### Objective
Quote all entries exactly, leaving pictures aside.

### Extracted data
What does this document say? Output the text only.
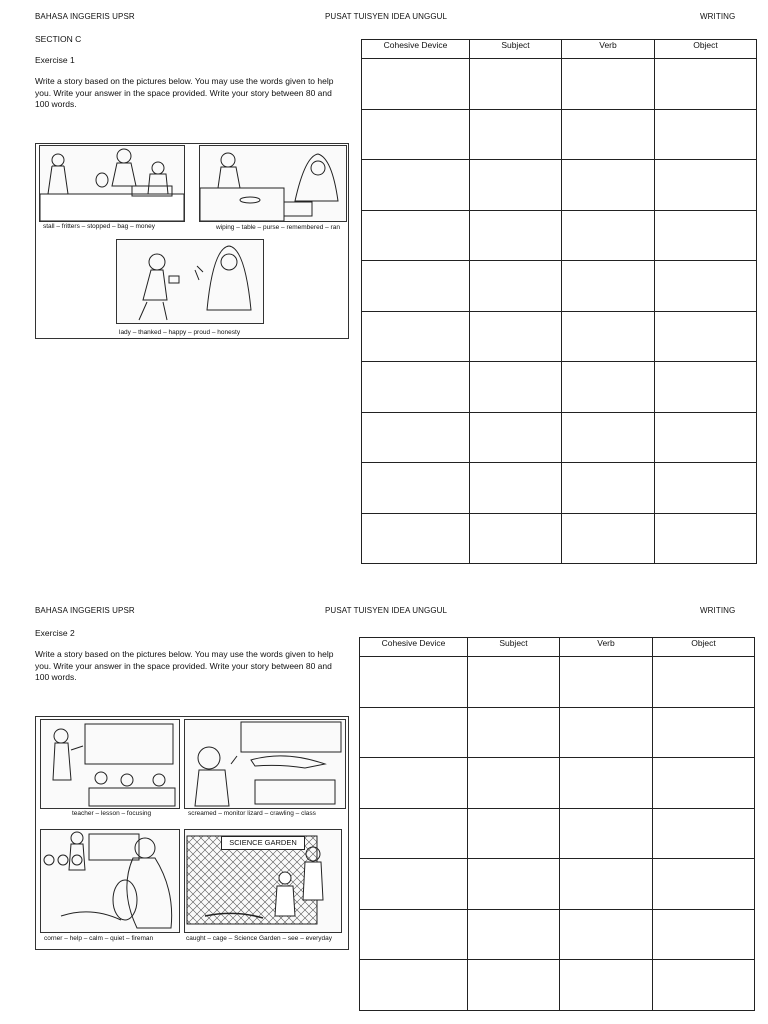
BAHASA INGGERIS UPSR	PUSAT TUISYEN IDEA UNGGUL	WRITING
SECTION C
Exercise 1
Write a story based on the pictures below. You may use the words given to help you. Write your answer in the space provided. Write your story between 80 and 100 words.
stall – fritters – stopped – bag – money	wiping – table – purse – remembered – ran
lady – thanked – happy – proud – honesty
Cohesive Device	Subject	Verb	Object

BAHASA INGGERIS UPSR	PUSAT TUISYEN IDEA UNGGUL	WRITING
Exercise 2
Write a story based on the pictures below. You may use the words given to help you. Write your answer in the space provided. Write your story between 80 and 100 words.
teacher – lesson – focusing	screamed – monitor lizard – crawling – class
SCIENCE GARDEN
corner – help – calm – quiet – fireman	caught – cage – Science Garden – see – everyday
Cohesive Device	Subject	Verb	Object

### Expected output
What does this document say? Output the text only.
BAHASA INGGERIS UPSR	PUSAT TUISYEN IDEA UNGGUL	WRITING
SECTION C
Exercise 1
Write a story based on the pictures below. You may use the words given to help you. Write your answer in the space provided. Write your story between 80 and 100 words.
stall – fritters – stopped – bag – money	wiping – table – purse – remembered – ran
lady – thanked – happy – proud – honesty
Cohesive Device	Subject	Verb	Object

BAHASA INGGERIS UPSR	PUSAT TUISYEN IDEA UNGGUL	WRITING
Exercise 2
Write a story based on the pictures below. You may use the words given to help you. Write your answer in the space provided. Write your story between 80 and 100 words.
teacher – lesson – focusing	screamed – monitor lizard – crawling – class
SCIENCE GARDEN
corner – help – calm – quiet – fireman	caught – cage – Science Garden – see – everyday
Cohesive Device	Subject	Verb	Object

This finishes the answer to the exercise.